Written request
Across the entries below, how many lines contain the word "title"? Give the number alone.

Record excerpts
>>

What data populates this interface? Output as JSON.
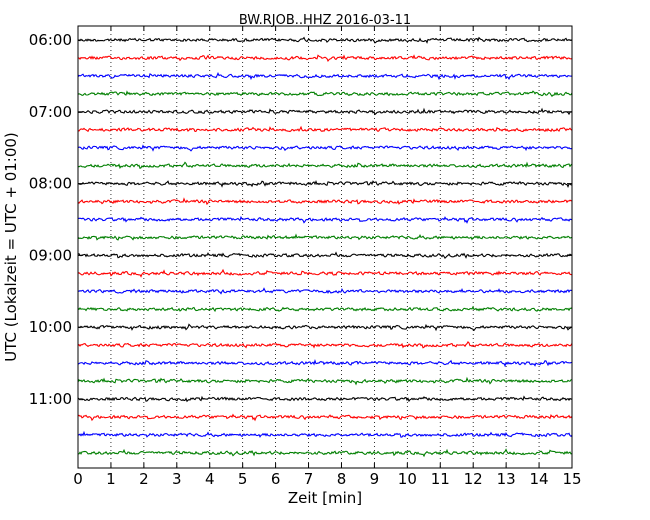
{
  "chart_data": {
    "type": "line",
    "title": "BW.RJOB..HHZ 2016-03-11",
    "xlabel": "Zeit  [min]",
    "ylabel": "UTC (Lokalzeit = UTC + 01:00)",
    "xlim": [
      0,
      15
    ],
    "x_ticks": [
      0,
      1,
      2,
      3,
      4,
      5,
      6,
      7,
      8,
      9,
      10,
      11,
      12,
      13,
      14,
      15
    ],
    "y_tick_labels": [
      "06:00",
      "07:00",
      "08:00",
      "09:00",
      "10:00",
      "11:00"
    ],
    "grid": "vertical dotted",
    "trace_interval_minutes": 15,
    "trace_colors": [
      "#000000",
      "#ff0000",
      "#0000ff",
      "#007f00"
    ],
    "traces": [
      {
        "start": "06:00",
        "color": "#000000"
      },
      {
        "start": "06:15",
        "color": "#ff0000"
      },
      {
        "start": "06:30",
        "color": "#0000ff"
      },
      {
        "start": "06:45",
        "color": "#007f00"
      },
      {
        "start": "07:00",
        "color": "#000000"
      },
      {
        "start": "07:15",
        "color": "#ff0000"
      },
      {
        "start": "07:30",
        "color": "#0000ff"
      },
      {
        "start": "07:45",
        "color": "#007f00"
      },
      {
        "start": "08:00",
        "color": "#000000"
      },
      {
        "start": "08:15",
        "color": "#ff0000"
      },
      {
        "start": "08:30",
        "color": "#0000ff"
      },
      {
        "start": "08:45",
        "color": "#007f00"
      },
      {
        "start": "09:00",
        "color": "#000000"
      },
      {
        "start": "09:15",
        "color": "#ff0000"
      },
      {
        "start": "09:30",
        "color": "#0000ff"
      },
      {
        "start": "09:45",
        "color": "#007f00"
      },
      {
        "start": "10:00",
        "color": "#000000"
      },
      {
        "start": "10:15",
        "color": "#ff0000"
      },
      {
        "start": "10:30",
        "color": "#0000ff"
      },
      {
        "start": "10:45",
        "color": "#007f00"
      },
      {
        "start": "11:00",
        "color": "#000000"
      },
      {
        "start": "11:15",
        "color": "#ff0000"
      },
      {
        "start": "11:30",
        "color": "#0000ff"
      },
      {
        "start": "11:45",
        "color": "#007f00"
      }
    ]
  }
}
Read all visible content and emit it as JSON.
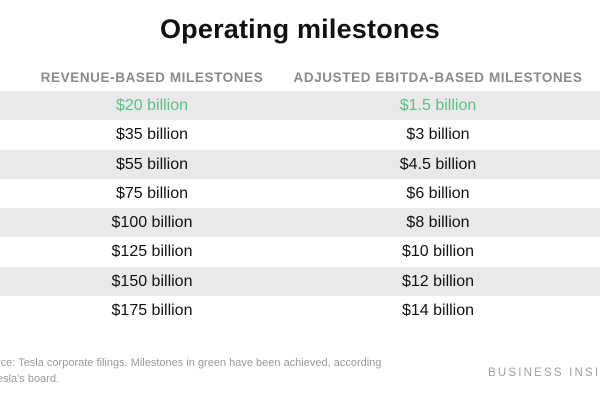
{
  "title": "Operating milestones",
  "columns": {
    "revenue": "REVENUE-BASED MILESTONES",
    "ebitda": "ADJUSTED EBITDA-BASED MILESTONES"
  },
  "accent_color": "#5bbf85",
  "rows": [
    {
      "revenue": "$20 billion",
      "ebitda": "$1.5 billion",
      "achieved": true
    },
    {
      "revenue": "$35 billion",
      "ebitda": "$3 billion",
      "achieved": false
    },
    {
      "revenue": "$55 billion",
      "ebitda": "$4.5 billion",
      "achieved": false
    },
    {
      "revenue": "$75 billion",
      "ebitda": "$6 billion",
      "achieved": false
    },
    {
      "revenue": "$100 billion",
      "ebitda": "$8 billion",
      "achieved": false
    },
    {
      "revenue": "$125 billion",
      "ebitda": "$10 billion",
      "achieved": false
    },
    {
      "revenue": "$150 billion",
      "ebitda": "$12 billion",
      "achieved": false
    },
    {
      "revenue": "$175 billion",
      "ebitda": "$14 billion",
      "achieved": false
    }
  ],
  "footer": {
    "source_line1": "rce: Tesla corporate filings. Milestones in green have been achieved, according",
    "source_line2": "esla's board.",
    "brand": "BUSINESS INSID"
  }
}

<<

Task output
2